■ The request
From the entries below, please gather each line containing the string "même".

══════

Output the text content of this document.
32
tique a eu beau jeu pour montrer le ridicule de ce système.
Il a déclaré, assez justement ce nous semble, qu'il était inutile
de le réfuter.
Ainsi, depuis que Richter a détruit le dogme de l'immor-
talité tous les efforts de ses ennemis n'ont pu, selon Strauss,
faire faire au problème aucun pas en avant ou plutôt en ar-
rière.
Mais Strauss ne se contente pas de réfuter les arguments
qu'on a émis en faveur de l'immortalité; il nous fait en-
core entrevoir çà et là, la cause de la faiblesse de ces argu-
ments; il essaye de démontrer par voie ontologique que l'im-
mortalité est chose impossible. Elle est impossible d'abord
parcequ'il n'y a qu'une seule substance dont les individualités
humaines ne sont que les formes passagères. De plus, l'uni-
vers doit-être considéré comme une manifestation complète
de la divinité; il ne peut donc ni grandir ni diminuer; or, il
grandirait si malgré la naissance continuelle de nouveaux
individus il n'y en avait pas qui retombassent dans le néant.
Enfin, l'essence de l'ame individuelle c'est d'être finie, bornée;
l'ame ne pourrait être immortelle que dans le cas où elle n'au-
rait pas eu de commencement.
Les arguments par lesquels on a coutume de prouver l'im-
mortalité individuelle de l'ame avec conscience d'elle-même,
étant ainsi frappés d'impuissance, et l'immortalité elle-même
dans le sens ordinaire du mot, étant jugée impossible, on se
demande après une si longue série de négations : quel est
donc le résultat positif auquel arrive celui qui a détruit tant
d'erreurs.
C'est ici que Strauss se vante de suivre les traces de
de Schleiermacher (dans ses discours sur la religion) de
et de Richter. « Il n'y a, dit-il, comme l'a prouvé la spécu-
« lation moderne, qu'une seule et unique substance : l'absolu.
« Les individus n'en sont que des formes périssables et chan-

══════

■ Task answer
mortalité individuelle de l'ame avec conscience d'elle-même,
étant ainsi frappés d'impuissance, et l'immortalité elle-même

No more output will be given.